### PROBLEM TO WORK ON:
An exact copy of every record is needed.

### DATA ROWS:
★ ★ ★ ★ ★ ★ ★

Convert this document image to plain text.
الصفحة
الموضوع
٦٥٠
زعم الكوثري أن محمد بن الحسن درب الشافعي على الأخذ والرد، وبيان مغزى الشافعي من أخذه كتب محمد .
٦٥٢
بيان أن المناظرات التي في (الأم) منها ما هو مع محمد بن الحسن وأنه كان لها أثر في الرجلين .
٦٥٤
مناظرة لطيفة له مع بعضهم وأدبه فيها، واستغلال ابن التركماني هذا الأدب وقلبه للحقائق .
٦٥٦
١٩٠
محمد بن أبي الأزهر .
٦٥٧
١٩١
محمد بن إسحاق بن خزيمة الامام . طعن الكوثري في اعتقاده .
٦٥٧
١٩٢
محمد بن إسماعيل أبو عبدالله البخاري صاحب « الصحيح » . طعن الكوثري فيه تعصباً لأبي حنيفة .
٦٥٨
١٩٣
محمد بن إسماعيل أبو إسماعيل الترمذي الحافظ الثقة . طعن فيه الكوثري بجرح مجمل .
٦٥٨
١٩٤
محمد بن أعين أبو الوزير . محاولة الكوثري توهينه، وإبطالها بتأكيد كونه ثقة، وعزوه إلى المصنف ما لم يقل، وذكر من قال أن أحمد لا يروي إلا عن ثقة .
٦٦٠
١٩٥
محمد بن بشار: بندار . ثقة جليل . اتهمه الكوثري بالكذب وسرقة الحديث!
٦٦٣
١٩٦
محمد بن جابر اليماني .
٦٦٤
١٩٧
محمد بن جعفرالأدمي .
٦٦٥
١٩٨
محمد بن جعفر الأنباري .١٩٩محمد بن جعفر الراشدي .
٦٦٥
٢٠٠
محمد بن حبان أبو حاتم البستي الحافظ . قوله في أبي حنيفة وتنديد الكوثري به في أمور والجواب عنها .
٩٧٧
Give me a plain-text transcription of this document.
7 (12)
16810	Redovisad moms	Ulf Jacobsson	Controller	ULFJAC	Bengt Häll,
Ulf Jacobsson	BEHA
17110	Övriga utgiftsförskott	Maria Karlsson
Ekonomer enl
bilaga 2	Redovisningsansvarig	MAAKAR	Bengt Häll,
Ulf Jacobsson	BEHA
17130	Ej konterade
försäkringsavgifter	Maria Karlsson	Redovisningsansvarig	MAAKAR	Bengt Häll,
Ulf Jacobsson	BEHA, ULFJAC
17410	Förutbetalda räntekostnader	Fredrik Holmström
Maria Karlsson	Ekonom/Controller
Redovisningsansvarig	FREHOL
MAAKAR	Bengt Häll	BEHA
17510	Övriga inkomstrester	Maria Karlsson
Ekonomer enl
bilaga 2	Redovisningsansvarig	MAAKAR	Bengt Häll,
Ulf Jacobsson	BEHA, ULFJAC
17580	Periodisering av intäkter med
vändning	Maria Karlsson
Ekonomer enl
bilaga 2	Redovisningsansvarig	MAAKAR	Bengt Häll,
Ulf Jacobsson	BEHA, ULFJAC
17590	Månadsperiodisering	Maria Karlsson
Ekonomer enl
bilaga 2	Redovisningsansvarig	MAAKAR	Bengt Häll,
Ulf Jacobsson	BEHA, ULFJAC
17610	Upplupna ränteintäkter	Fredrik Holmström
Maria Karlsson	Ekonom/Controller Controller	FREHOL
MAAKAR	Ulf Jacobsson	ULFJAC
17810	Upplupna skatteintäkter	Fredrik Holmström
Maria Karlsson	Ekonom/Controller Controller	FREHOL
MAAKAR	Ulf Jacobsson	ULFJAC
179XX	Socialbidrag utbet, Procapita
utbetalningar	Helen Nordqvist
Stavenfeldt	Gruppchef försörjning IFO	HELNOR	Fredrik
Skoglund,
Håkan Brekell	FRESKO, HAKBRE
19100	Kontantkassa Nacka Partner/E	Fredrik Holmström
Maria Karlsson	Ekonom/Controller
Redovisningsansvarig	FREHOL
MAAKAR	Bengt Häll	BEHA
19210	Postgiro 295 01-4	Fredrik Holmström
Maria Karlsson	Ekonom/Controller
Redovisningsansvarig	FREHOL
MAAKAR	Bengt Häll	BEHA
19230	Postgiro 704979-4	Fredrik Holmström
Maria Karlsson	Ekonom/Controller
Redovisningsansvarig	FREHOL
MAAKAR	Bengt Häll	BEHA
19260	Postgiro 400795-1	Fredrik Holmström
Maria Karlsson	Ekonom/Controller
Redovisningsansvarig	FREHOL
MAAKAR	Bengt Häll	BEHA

★ ★ ★ ★ ★ ★ ★

### SOLUTION TO THIS EXERCISE:
Convert this document image to plain text.
الصفحة
الموضوع
٦٥٠
زعم الكوثري أن محمد بن الحسن درب الشافعي على الأخذ والرد، وبيان مغزى الشافعي من أخذه كتب محمد .
٦٥٢
بيان أن المناظرات التي في (الأم) منها ما هو مع محمد بن الحسن وأنه كان لها أثر في الرجلين .
٦٥٤
مناظرة لطيفة له مع بعضهم وأدبه فيها، واستغلال ابن التركماني هذا الأدب وقلبه للحقائق .
٦٥٦
١٩٠
محمد بن أبي الأزهر .
٦٥٧
١٩١
محمد بن إسحاق بن خزيمة الامام . طعن الكوثري في اعتقاده .
٦٥٧
١٩٢
محمد بن إسماعيل أبو عبدالله البخاري صاحب « الصحيح » . طعن الكوثري فيه تعصباً لأبي حنيفة .
٦٥٨
١٩٣
محمد بن إسماعيل أبو إسماعيل الترمذي الحافظ الثقة . طعن فيه الكوثري بجرح مجمل .
٦٥٨
١٩٤
محمد بن أعين أبو الوزير . محاولة الكوثري توهينه، وإبطالها بتأكيد كونه ثقة، وعزوه إلى المصنف ما لم يقل، وذكر من قال أن أحمد لا يروي إلا عن ثقة .
٦٦٠
١٩٥
محمد بن بشار: بندار . ثقة جليل . اتهمه الكوثري بالكذب وسرقة الحديث!
٦٦٣
١٩٦
محمد بن جابر اليماني .
٦٦٤
١٩٧
محمد بن جعفرالأدمي .
٦٦٥
١٩٨
محمد بن جعفر الأنباري .١٩٩محمد بن جعفر الراشدي .
٦٦٥
٢٠٠
محمد بن حبان أبو حاتم البستي الحافظ . قوله في أبي حنيفة وتنديد الكوثري به في أمور والجواب عنها .
٩٧٧
Give me a plain-text transcription of this document.
7 (12)
16810	Redovisad moms	Ulf Jacobsson	Controller	ULFJAC	Bengt Häll,
Ulf Jacobsson	BEHA
17110	Övriga utgiftsförskott	Maria Karlsson
Ekonomer enl
bilaga 2	Redovisningsansvarig	MAAKAR	Bengt Häll,
Ulf Jacobsson	BEHA
17130	Ej konterade
försäkringsavgifter	Maria Karlsson	Redovisningsansvarig	MAAKAR	Bengt Häll,
Ulf Jacobsson	BEHA, ULFJAC
17410	Förutbetalda räntekostnader	Fredrik Holmström
Maria Karlsson	Ekonom/Controller
Redovisningsansvarig	FREHOL
MAAKAR	Bengt Häll	BEHA
17510	Övriga inkomstrester	Maria Karlsson
Ekonomer enl
bilaga 2	Redovisningsansvarig	MAAKAR	Bengt Häll,
Ulf Jacobsson	BEHA, ULFJAC
17580	Periodisering av intäkter med
vändning	Maria Karlsson
Ekonomer enl
bilaga 2	Redovisningsansvarig	MAAKAR	Bengt Häll,
Ulf Jacobsson	BEHA, ULFJAC
17590	Månadsperiodisering	Maria Karlsson
Ekonomer enl
bilaga 2	Redovisningsansvarig	MAAKAR	Bengt Häll,
Ulf Jacobsson	BEHA, ULFJAC
17610	Upplupna ränteintäkter	Fredrik Holmström
Maria Karlsson	Ekonom/Controller Controller	FREHOL
MAAKAR	Ulf Jacobsson	ULFJAC
17810	Upplupna skatteintäkter	Fredrik Holmström
Maria Karlsson	Ekonom/Controller Controller	FREHOL
MAAKAR	Ulf Jacobsson	ULFJAC
179XX	Socialbidrag utbet, Procapita
utbetalningar	Helen Nordqvist
Stavenfeldt	Gruppchef försörjning IFO	HELNOR	Fredrik
Skoglund,
Håkan Brekell	FRESKO, HAKBRE
19100	Kontantkassa Nacka Partner/E	Fredrik Holmström
Maria Karlsson	Ekonom/Controller
Redovisningsansvarig	FREHOL
MAAKAR	Bengt Häll	BEHA
19210	Postgiro 295 01-4	Fredrik Holmström
Maria Karlsson	Ekonom/Controller
Redovisningsansvarig	FREHOL
MAAKAR	Bengt Häll	BEHA
19230	Postgiro 704979-4	Fredrik Holmström
Maria Karlsson	Ekonom/Controller
Redovisningsansvarig	FREHOL
MAAKAR	Bengt Häll	BEHA
19260	Postgiro 400795-1	Fredrik Holmström
Maria Karlsson	Ekonom/Controller
Redovisningsansvarig	FREHOL
MAAKAR	Bengt Häll	BEHA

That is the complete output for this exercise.